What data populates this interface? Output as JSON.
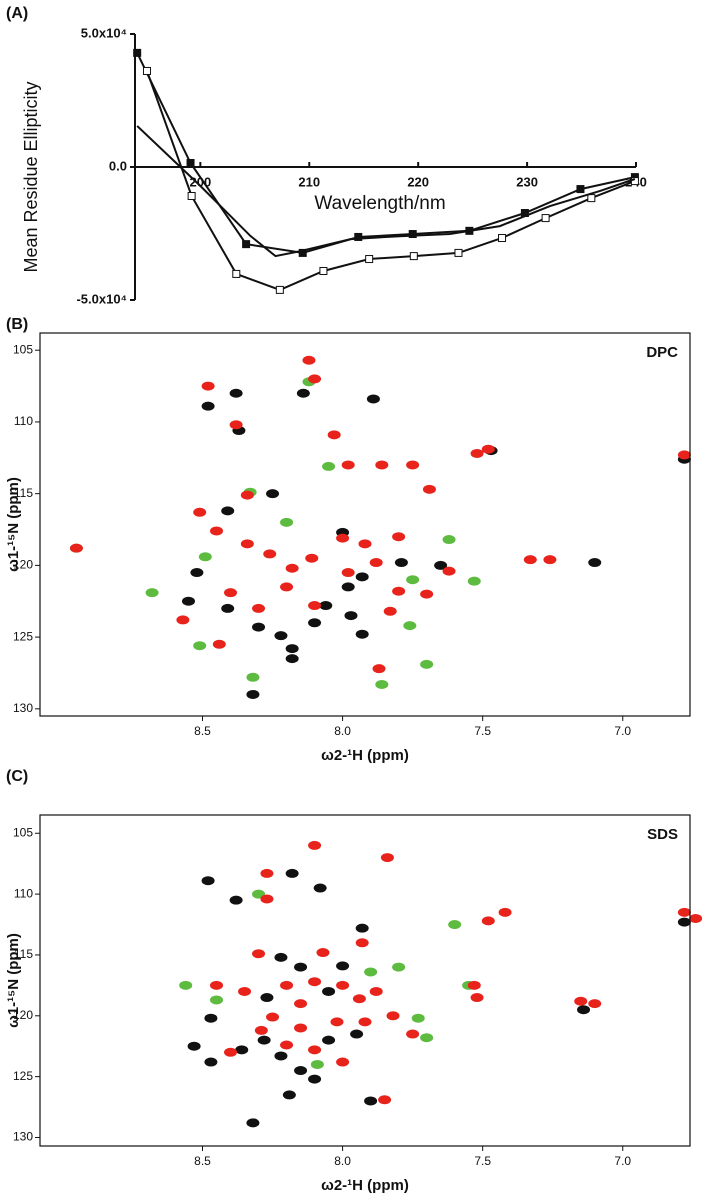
{
  "chart_data": [
    {
      "type": "line",
      "panel": "(A)",
      "xlabel": "Wavelength/nm",
      "ylabel": "Mean Residue Ellipticity",
      "xlim": [
        194,
        240
      ],
      "ylim": [
        -50000,
        50000
      ],
      "xticks": [
        200,
        210,
        220,
        230,
        240
      ],
      "yticks": [
        {
          "value": 50000,
          "label": "5.0x10⁴"
        },
        {
          "value": 0,
          "label": "0.0"
        },
        {
          "value": -50000,
          "label": "-5.0x10⁴"
        }
      ],
      "series": [
        {
          "color": "#111111",
          "marker": "filled-square",
          "x": [
            194.2,
            199.1,
            204.2,
            209.4,
            214.5,
            219.5,
            224.7,
            229.8,
            234.9,
            239.9
          ],
          "values": [
            42900,
            1500,
            -29000,
            -32300,
            -26300,
            -25200,
            -24000,
            -17300,
            -8300,
            -3800
          ]
        },
        {
          "color": "#111111",
          "marker": "open-square",
          "x": [
            195.1,
            199.2,
            203.3,
            207.3,
            211.3,
            215.5,
            219.6,
            223.7,
            227.7,
            231.7,
            235.9,
            239.9
          ],
          "values": [
            36100,
            -10900,
            -40200,
            -46200,
            -39100,
            -34600,
            -33500,
            -32300,
            -26700,
            -19200,
            -11700,
            -5300
          ]
        },
        {
          "color": "#111111",
          "marker": "none",
          "x": [
            194.2,
            200,
            204.6,
            206.9,
            209.2,
            213.8,
            218.3,
            222.9,
            227.5,
            232.1,
            236.7,
            239.9
          ],
          "values": [
            15400,
            -7100,
            -25900,
            -33500,
            -31600,
            -27100,
            -26000,
            -25200,
            -22200,
            -14700,
            -9000,
            -4500
          ]
        }
      ]
    },
    {
      "type": "scatter",
      "panel": "(B)",
      "annotation": "DPC",
      "xlabel": "ω2-¹H (ppm)",
      "ylabel": "ω1-¹⁵N (ppm)",
      "xlim": [
        9.08,
        6.76
      ],
      "ylim": [
        130.5,
        103.8
      ],
      "xticks": [
        8.5,
        {
          "value": 8,
          "label": "8.0"
        },
        7.5,
        {
          "value": 7,
          "label": "7.0"
        }
      ],
      "yticks": [
        105,
        110,
        115,
        120,
        125,
        130
      ],
      "series": [
        {
          "color": "#111111",
          "marker": "blob",
          "x": [
            8.48,
            8.38,
            8.14,
            7.89,
            8.37,
            8.41,
            8.52,
            8.55,
            8.41,
            8.3,
            8.22,
            8.18,
            8.18,
            8.32,
            8.1,
            8.06,
            7.98,
            7.93,
            7.79,
            7.65,
            7.47,
            7.1,
            6.78,
            8.0,
            8.25,
            7.93,
            7.97
          ],
          "values": [
            108.9,
            108.0,
            108.0,
            108.4,
            110.6,
            116.2,
            120.5,
            122.5,
            123.0,
            124.3,
            124.9,
            125.8,
            126.5,
            129.0,
            124.0,
            122.8,
            121.5,
            120.8,
            119.8,
            120.0,
            112.0,
            119.8,
            112.6,
            117.7,
            115.0,
            124.8,
            123.5
          ]
        },
        {
          "color": "#5dbb3f",
          "marker": "blob",
          "x": [
            8.95,
            8.68,
            8.51,
            8.33,
            8.05,
            7.7,
            7.53,
            7.76,
            7.62,
            8.12,
            8.49,
            7.86,
            8.32,
            8.2,
            7.75
          ],
          "values": [
            118.8,
            121.9,
            125.6,
            114.9,
            113.1,
            126.9,
            121.1,
            124.2,
            118.2,
            107.2,
            119.4,
            128.3,
            127.8,
            117.0,
            121.0
          ]
        },
        {
          "color": "#e8231c",
          "marker": "blob",
          "x": [
            8.12,
            8.1,
            8.48,
            8.38,
            8.03,
            7.98,
            7.86,
            7.75,
            7.69,
            8.34,
            8.51,
            8.45,
            8.34,
            8.26,
            8.18,
            8.0,
            7.92,
            7.8,
            8.57,
            8.4,
            8.3,
            8.2,
            8.11,
            7.98,
            7.88,
            7.8,
            7.7,
            7.83,
            8.44,
            7.87,
            7.48,
            7.52,
            7.26,
            7.33,
            6.78,
            8.95,
            8.1,
            7.62
          ],
          "values": [
            105.7,
            107.0,
            107.5,
            110.2,
            110.9,
            113.0,
            113.0,
            113.0,
            114.7,
            115.1,
            116.3,
            117.6,
            118.5,
            119.2,
            120.2,
            118.1,
            118.5,
            118.0,
            123.8,
            121.9,
            123.0,
            121.5,
            119.5,
            120.5,
            119.8,
            121.8,
            122.0,
            123.2,
            125.5,
            127.2,
            111.9,
            112.2,
            119.6,
            119.6,
            112.3,
            118.8,
            122.8,
            120.4
          ]
        }
      ]
    },
    {
      "type": "scatter",
      "panel": "(C)",
      "annotation": "SDS",
      "xlabel": "ω2-¹H (ppm)",
      "ylabel": "ω1-¹⁵N (ppm)",
      "xlim": [
        9.08,
        6.76
      ],
      "ylim": [
        130.7,
        103.5
      ],
      "xticks": [
        8.5,
        {
          "value": 8,
          "label": "8.0"
        },
        7.5,
        {
          "value": 7,
          "label": "7.0"
        }
      ],
      "yticks": [
        105,
        110,
        115,
        120,
        125,
        130
      ],
      "series": [
        {
          "color": "#111111",
          "marker": "blob",
          "x": [
            8.48,
            8.38,
            8.18,
            8.08,
            7.93,
            8.47,
            8.53,
            8.47,
            8.36,
            8.28,
            8.22,
            8.15,
            8.1,
            8.19,
            8.32,
            7.9,
            8.05,
            7.95,
            8.15,
            8.22,
            8.0,
            8.27,
            7.14,
            6.78,
            8.05
          ],
          "values": [
            108.9,
            110.5,
            108.3,
            109.5,
            112.8,
            120.2,
            122.5,
            123.8,
            122.8,
            122.0,
            123.3,
            124.5,
            125.2,
            126.5,
            128.8,
            127.0,
            122.0,
            121.5,
            116.0,
            115.2,
            115.9,
            118.5,
            119.5,
            112.3,
            118.0
          ]
        },
        {
          "color": "#5dbb3f",
          "marker": "blob",
          "x": [
            8.56,
            8.45,
            7.9,
            7.7,
            7.55,
            8.09,
            7.73,
            8.3,
            7.6,
            7.8
          ],
          "values": [
            117.5,
            118.7,
            116.4,
            121.8,
            117.5,
            124.0,
            120.2,
            110.0,
            112.5,
            116.0
          ]
        },
        {
          "color": "#e8231c",
          "marker": "blob",
          "x": [
            8.1,
            8.27,
            7.84,
            8.27,
            8.3,
            8.07,
            7.93,
            8.45,
            8.35,
            8.2,
            8.1,
            8.0,
            7.88,
            8.15,
            8.25,
            8.15,
            8.02,
            7.92,
            7.82,
            7.75,
            8.29,
            8.2,
            8.4,
            8.0,
            8.1,
            7.85,
            7.53,
            7.52,
            7.48,
            7.42,
            7.15,
            7.1,
            6.78,
            6.74,
            7.94
          ],
          "values": [
            106.0,
            108.3,
            107.0,
            110.4,
            114.9,
            114.8,
            114.0,
            117.5,
            118.0,
            117.5,
            117.2,
            117.5,
            118.0,
            119.0,
            120.1,
            121.0,
            120.5,
            120.5,
            120.0,
            121.5,
            121.2,
            122.4,
            123.0,
            123.8,
            122.8,
            126.9,
            117.5,
            118.5,
            112.2,
            111.5,
            118.8,
            119.0,
            111.5,
            112.0,
            118.6
          ]
        }
      ]
    }
  ]
}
··········
> [Exercise task] Without including the pictures, return each record above exactly as it stands.

> [Task result]
What data populates this interface? Output as JSON.
{
  "chart_data": [
    {
      "type": "line",
      "panel": "(A)",
      "xlabel": "Wavelength/nm",
      "ylabel": "Mean Residue Ellipticity",
      "xlim": [
        194,
        240
      ],
      "ylim": [
        -50000,
        50000
      ],
      "xticks": [
        200,
        210,
        220,
        230,
        240
      ],
      "yticks": [
        {
          "value": 50000,
          "label": "5.0x10⁴"
        },
        {
          "value": 0,
          "label": "0.0"
        },
        {
          "value": -50000,
          "label": "-5.0x10⁴"
        }
      ],
      "series": [
        {
          "color": "#111111",
          "marker": "filled-square",
          "x": [
            194.2,
            199.1,
            204.2,
            209.4,
            214.5,
            219.5,
            224.7,
            229.8,
            234.9,
            239.9
          ],
          "values": [
            42900,
            1500,
            -29000,
            -32300,
            -26300,
            -25200,
            -24000,
            -17300,
            -8300,
            -3800
          ]
        },
        {
          "color": "#111111",
          "marker": "open-square",
          "x": [
            195.1,
            199.2,
            203.3,
            207.3,
            211.3,
            215.5,
            219.6,
            223.7,
            227.7,
            231.7,
            235.9,
            239.9
          ],
          "values": [
            36100,
            -10900,
            -40200,
            -46200,
            -39100,
            -34600,
            -33500,
            -32300,
            -26700,
            -19200,
            -11700,
            -5300
          ]
        },
        {
          "color": "#111111",
          "marker": "none",
          "x": [
            194.2,
            200,
            204.6,
            206.9,
            209.2,
            213.8,
            218.3,
            222.9,
            227.5,
            232.1,
            236.7,
            239.9
          ],
          "values": [
            15400,
            -7100,
            -25900,
            -33500,
            -31600,
            -27100,
            -26000,
            -25200,
            -22200,
            -14700,
            -9000,
            -4500
          ]
        }
      ]
    },
    {
      "type": "scatter",
      "panel": "(B)",
      "annotation": "DPC",
      "xlabel": "ω2-¹H (ppm)",
      "ylabel": "ω1-¹⁵N (ppm)",
      "xlim": [
        9.08,
        6.76
      ],
      "ylim": [
        130.5,
        103.8
      ],
      "xticks": [
        8.5,
        {
          "value": 8,
          "label": "8.0"
        },
        7.5,
        {
          "value": 7,
          "label": "7.0"
        }
      ],
      "yticks": [
        105,
        110,
        115,
        120,
        125,
        130
      ],
      "series": [
        {
          "color": "#111111",
          "marker": "blob",
          "x": [
            8.48,
            8.38,
            8.14,
            7.89,
            8.37,
            8.41,
            8.52,
            8.55,
            8.41,
            8.3,
            8.22,
            8.18,
            8.18,
            8.32,
            8.1,
            8.06,
            7.98,
            7.93,
            7.79,
            7.65,
            7.47,
            7.1,
            6.78,
            8.0,
            8.25,
            7.93,
            7.97
          ],
          "values": [
            108.9,
            108.0,
            108.0,
            108.4,
            110.6,
            116.2,
            120.5,
            122.5,
            123.0,
            124.3,
            124.9,
            125.8,
            126.5,
            129.0,
            124.0,
            122.8,
            121.5,
            120.8,
            119.8,
            120.0,
            112.0,
            119.8,
            112.6,
            117.7,
            115.0,
            124.8,
            123.5
          ]
        },
        {
          "color": "#5dbb3f",
          "marker": "blob",
          "x": [
            8.95,
            8.68,
            8.51,
            8.33,
            8.05,
            7.7,
            7.53,
            7.76,
            7.62,
            8.12,
            8.49,
            7.86,
            8.32,
            8.2,
            7.75
          ],
          "values": [
            118.8,
            121.9,
            125.6,
            114.9,
            113.1,
            126.9,
            121.1,
            124.2,
            118.2,
            107.2,
            119.4,
            128.3,
            127.8,
            117.0,
            121.0
          ]
        },
        {
          "color": "#e8231c",
          "marker": "blob",
          "x": [
            8.12,
            8.1,
            8.48,
            8.38,
            8.03,
            7.98,
            7.86,
            7.75,
            7.69,
            8.34,
            8.51,
            8.45,
            8.34,
            8.26,
            8.18,
            8.0,
            7.92,
            7.8,
            8.57,
            8.4,
            8.3,
            8.2,
            8.11,
            7.98,
            7.88,
            7.8,
            7.7,
            7.83,
            8.44,
            7.87,
            7.48,
            7.52,
            7.26,
            7.33,
            6.78,
            8.95,
            8.1,
            7.62
          ],
          "values": [
            105.7,
            107.0,
            107.5,
            110.2,
            110.9,
            113.0,
            113.0,
            113.0,
            114.7,
            115.1,
            116.3,
            117.6,
            118.5,
            119.2,
            120.2,
            118.1,
            118.5,
            118.0,
            123.8,
            121.9,
            123.0,
            121.5,
            119.5,
            120.5,
            119.8,
            121.8,
            122.0,
            123.2,
            125.5,
            127.2,
            111.9,
            112.2,
            119.6,
            119.6,
            112.3,
            118.8,
            122.8,
            120.4
          ]
        }
      ]
    },
    {
      "type": "scatter",
      "panel": "(C)",
      "annotation": "SDS",
      "xlabel": "ω2-¹H (ppm)",
      "ylabel": "ω1-¹⁵N (ppm)",
      "xlim": [
        9.08,
        6.76
      ],
      "ylim": [
        130.7,
        103.5
      ],
      "xticks": [
        8.5,
        {
          "value": 8,
          "label": "8.0"
        },
        7.5,
        {
          "value": 7,
          "label": "7.0"
        }
      ],
      "yticks": [
        105,
        110,
        115,
        120,
        125,
        130
      ],
      "series": [
        {
          "color": "#111111",
          "marker": "blob",
          "x": [
            8.48,
            8.38,
            8.18,
            8.08,
            7.93,
            8.47,
            8.53,
            8.47,
            8.36,
            8.28,
            8.22,
            8.15,
            8.1,
            8.19,
            8.32,
            7.9,
            8.05,
            7.95,
            8.15,
            8.22,
            8.0,
            8.27,
            7.14,
            6.78,
            8.05
          ],
          "values": [
            108.9,
            110.5,
            108.3,
            109.5,
            112.8,
            120.2,
            122.5,
            123.8,
            122.8,
            122.0,
            123.3,
            124.5,
            125.2,
            126.5,
            128.8,
            127.0,
            122.0,
            121.5,
            116.0,
            115.2,
            115.9,
            118.5,
            119.5,
            112.3,
            118.0
          ]
        },
        {
          "color": "#5dbb3f",
          "marker": "blob",
          "x": [
            8.56,
            8.45,
            7.9,
            7.7,
            7.55,
            8.09,
            7.73,
            8.3,
            7.6,
            7.8
          ],
          "values": [
            117.5,
            118.7,
            116.4,
            121.8,
            117.5,
            124.0,
            120.2,
            110.0,
            112.5,
            116.0
          ]
        },
        {
          "color": "#e8231c",
          "marker": "blob",
          "x": [
            8.1,
            8.27,
            7.84,
            8.27,
            8.3,
            8.07,
            7.93,
            8.45,
            8.35,
            8.2,
            8.1,
            8.0,
            7.88,
            8.15,
            8.25,
            8.15,
            8.02,
            7.92,
            7.82,
            7.75,
            8.29,
            8.2,
            8.4,
            8.0,
            8.1,
            7.85,
            7.53,
            7.52,
            7.48,
            7.42,
            7.15,
            7.1,
            6.78,
            6.74,
            7.94
          ],
          "values": [
            106.0,
            108.3,
            107.0,
            110.4,
            114.9,
            114.8,
            114.0,
            117.5,
            118.0,
            117.5,
            117.2,
            117.5,
            118.0,
            119.0,
            120.1,
            121.0,
            120.5,
            120.5,
            120.0,
            121.5,
            121.2,
            122.4,
            123.0,
            123.8,
            122.8,
            126.9,
            117.5,
            118.5,
            112.2,
            111.5,
            118.8,
            119.0,
            111.5,
            112.0,
            118.6
          ]
        }
      ]
    }
  ]
}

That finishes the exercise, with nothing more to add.